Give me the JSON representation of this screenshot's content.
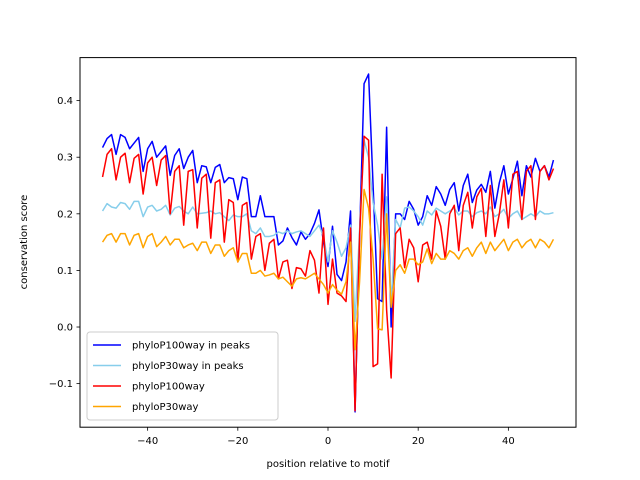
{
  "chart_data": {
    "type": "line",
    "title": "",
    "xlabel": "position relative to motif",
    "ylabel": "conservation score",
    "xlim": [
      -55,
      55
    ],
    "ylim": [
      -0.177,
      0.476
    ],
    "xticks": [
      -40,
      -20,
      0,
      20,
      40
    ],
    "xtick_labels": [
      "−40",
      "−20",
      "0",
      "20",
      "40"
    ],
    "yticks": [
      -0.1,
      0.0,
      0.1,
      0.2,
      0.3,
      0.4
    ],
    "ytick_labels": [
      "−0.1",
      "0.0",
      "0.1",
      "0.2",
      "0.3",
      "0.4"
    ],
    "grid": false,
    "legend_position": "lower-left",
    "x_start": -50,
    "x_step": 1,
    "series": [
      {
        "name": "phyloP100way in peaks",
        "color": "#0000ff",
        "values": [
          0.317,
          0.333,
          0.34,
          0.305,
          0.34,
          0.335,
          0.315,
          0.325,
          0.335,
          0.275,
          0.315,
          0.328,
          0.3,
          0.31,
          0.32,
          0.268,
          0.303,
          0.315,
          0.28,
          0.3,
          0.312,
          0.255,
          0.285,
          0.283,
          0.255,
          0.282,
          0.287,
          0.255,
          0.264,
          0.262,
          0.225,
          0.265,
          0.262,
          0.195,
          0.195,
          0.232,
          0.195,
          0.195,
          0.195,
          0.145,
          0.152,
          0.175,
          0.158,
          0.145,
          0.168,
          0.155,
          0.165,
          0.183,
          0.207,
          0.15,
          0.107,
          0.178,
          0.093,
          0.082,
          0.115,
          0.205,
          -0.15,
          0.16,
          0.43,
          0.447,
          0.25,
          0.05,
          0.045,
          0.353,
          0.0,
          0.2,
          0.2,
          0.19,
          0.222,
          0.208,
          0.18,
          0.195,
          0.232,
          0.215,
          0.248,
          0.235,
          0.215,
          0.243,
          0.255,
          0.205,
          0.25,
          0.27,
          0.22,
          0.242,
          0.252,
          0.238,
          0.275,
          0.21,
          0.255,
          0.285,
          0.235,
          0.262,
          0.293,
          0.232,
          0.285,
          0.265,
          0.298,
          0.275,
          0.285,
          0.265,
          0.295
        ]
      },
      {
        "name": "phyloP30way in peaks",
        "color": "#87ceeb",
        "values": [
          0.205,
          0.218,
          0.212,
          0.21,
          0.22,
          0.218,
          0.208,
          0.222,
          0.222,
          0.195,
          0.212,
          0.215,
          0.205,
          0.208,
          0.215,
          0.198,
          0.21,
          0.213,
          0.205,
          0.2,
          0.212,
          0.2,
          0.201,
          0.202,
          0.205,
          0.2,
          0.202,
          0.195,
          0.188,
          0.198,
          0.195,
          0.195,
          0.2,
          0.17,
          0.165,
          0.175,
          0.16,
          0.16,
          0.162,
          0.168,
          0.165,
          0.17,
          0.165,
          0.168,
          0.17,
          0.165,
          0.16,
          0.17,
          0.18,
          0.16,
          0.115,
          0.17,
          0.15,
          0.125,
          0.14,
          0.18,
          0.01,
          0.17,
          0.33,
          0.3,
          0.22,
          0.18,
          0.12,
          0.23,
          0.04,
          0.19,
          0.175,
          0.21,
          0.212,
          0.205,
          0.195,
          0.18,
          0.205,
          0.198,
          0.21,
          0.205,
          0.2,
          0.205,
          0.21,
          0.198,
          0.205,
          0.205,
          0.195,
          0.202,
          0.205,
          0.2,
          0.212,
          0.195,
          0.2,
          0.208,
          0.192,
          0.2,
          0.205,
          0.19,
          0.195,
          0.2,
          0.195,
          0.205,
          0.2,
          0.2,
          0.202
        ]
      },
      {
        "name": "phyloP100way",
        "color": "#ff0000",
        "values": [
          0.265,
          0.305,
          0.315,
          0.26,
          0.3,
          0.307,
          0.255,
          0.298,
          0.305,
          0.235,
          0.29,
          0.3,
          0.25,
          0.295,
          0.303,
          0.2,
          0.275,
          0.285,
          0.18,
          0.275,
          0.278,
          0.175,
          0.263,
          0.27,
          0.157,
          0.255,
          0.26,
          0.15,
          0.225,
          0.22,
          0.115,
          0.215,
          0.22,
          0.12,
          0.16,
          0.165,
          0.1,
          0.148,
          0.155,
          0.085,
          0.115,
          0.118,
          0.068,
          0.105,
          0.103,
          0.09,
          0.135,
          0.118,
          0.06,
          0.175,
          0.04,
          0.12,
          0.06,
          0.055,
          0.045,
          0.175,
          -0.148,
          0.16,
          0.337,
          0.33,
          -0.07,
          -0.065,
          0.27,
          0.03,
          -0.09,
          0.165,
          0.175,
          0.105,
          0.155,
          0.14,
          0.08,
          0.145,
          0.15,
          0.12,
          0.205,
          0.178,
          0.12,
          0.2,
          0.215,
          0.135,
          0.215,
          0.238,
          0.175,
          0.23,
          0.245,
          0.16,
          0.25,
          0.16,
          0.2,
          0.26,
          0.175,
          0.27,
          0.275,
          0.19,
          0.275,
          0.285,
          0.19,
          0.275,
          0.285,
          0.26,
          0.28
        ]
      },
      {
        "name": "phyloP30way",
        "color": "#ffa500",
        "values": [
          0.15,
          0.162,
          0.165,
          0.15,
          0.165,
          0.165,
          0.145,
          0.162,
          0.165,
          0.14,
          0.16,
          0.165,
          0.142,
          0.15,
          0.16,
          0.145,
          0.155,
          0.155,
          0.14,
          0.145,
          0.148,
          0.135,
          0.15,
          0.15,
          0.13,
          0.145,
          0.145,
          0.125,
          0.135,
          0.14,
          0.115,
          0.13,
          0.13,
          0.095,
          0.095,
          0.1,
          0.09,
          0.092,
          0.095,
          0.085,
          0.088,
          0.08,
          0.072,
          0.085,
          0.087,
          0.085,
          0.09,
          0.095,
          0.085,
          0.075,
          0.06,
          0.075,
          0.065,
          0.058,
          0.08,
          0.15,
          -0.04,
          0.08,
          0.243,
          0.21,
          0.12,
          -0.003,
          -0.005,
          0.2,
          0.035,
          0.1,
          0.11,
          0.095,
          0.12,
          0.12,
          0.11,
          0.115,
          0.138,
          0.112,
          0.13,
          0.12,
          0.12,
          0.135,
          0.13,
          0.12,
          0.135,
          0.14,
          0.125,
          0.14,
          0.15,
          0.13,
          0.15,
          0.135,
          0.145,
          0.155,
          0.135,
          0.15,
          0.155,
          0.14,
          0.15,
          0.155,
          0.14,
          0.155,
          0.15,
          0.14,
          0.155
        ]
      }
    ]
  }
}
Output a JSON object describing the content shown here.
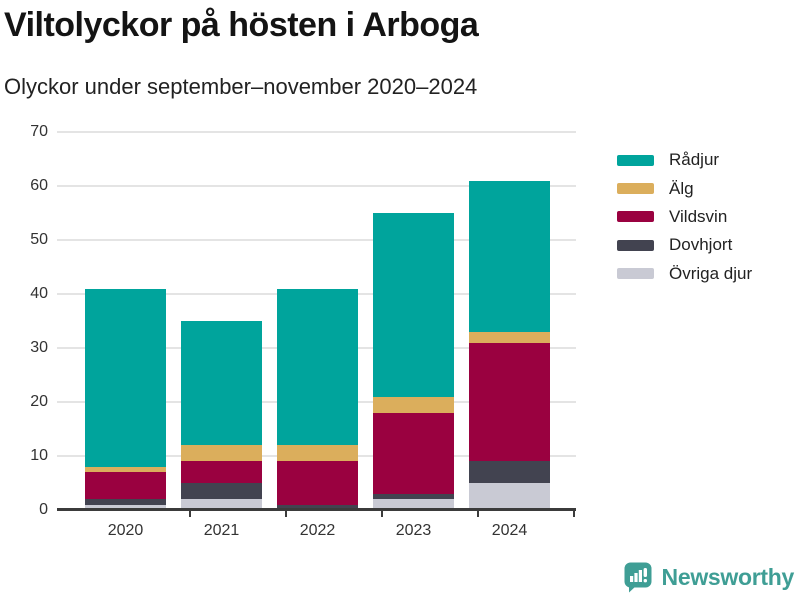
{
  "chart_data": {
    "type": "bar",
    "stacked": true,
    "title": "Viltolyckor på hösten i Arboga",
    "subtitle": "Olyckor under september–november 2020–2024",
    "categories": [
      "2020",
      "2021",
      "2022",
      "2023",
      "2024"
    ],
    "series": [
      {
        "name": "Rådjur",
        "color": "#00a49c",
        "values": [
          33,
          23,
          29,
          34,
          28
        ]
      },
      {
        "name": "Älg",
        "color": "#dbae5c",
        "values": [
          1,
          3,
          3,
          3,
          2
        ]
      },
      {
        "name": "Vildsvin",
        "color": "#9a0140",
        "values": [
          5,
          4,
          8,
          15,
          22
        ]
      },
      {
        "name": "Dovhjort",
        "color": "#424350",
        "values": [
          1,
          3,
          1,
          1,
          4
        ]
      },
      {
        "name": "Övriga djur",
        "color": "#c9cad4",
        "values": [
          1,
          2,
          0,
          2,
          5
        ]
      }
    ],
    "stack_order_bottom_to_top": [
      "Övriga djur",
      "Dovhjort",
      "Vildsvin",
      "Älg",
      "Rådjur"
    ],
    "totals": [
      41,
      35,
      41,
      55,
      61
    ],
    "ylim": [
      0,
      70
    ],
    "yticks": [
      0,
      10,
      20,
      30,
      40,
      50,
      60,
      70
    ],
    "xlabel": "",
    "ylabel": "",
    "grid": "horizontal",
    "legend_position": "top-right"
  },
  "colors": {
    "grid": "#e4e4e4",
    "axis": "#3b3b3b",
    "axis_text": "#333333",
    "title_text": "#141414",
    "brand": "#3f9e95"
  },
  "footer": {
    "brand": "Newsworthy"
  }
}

==

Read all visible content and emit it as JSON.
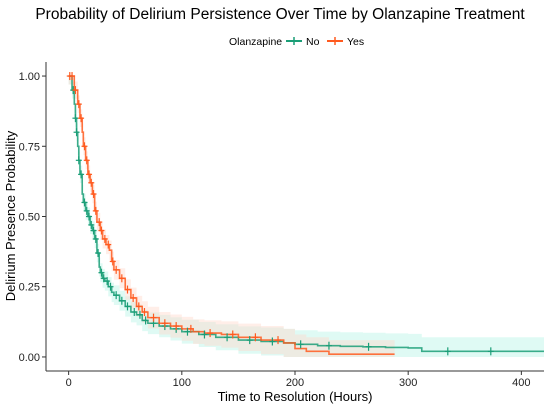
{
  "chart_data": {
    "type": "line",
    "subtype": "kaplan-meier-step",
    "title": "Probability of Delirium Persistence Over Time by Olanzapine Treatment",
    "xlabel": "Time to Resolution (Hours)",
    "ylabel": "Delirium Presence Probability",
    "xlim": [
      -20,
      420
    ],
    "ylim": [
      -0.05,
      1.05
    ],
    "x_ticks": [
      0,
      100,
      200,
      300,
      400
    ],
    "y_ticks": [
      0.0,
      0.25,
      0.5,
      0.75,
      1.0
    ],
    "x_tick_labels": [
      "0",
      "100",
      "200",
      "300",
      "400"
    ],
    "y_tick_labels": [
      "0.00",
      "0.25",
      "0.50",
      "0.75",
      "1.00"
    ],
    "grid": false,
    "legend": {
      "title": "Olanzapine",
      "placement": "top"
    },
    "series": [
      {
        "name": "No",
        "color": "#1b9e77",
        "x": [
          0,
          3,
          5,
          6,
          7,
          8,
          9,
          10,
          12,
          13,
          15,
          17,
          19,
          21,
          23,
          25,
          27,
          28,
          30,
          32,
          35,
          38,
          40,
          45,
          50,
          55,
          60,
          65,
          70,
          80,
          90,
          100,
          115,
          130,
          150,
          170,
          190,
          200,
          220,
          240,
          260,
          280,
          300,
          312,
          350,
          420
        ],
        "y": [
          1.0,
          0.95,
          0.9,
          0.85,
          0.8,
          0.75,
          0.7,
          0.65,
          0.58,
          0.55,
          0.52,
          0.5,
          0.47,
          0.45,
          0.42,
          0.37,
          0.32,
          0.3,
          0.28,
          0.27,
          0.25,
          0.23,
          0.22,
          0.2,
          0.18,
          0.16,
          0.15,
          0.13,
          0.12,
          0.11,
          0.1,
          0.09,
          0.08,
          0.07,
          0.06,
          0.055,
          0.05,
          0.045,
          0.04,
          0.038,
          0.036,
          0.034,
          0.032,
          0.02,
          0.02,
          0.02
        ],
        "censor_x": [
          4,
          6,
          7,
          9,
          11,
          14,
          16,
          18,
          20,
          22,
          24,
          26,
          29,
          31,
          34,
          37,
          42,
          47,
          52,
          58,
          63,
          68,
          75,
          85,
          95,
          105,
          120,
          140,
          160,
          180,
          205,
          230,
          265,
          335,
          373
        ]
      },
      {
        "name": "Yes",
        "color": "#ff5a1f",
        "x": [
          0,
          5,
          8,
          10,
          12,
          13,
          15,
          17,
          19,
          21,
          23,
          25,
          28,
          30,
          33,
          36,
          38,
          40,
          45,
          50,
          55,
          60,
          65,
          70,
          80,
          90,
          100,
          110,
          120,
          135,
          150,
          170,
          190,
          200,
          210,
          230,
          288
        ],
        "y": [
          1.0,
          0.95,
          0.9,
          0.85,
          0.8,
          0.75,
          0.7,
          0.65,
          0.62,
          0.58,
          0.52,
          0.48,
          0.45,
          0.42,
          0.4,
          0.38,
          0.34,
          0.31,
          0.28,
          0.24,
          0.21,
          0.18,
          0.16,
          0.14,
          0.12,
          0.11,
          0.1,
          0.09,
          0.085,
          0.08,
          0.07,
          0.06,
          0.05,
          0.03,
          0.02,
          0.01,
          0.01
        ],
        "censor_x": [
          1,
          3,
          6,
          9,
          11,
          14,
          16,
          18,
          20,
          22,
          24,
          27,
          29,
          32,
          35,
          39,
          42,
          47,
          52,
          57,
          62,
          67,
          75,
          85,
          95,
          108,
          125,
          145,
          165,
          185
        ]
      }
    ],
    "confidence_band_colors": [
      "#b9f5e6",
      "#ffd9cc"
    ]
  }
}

→ **What you are asked to do**
Report all lines of the data that include the word "content".

→ **Expected answer**
Give me the JSON representation of this screenshot's content.
Output a JSON object describing the content shown here.
Read all visible content and emit it as JSON.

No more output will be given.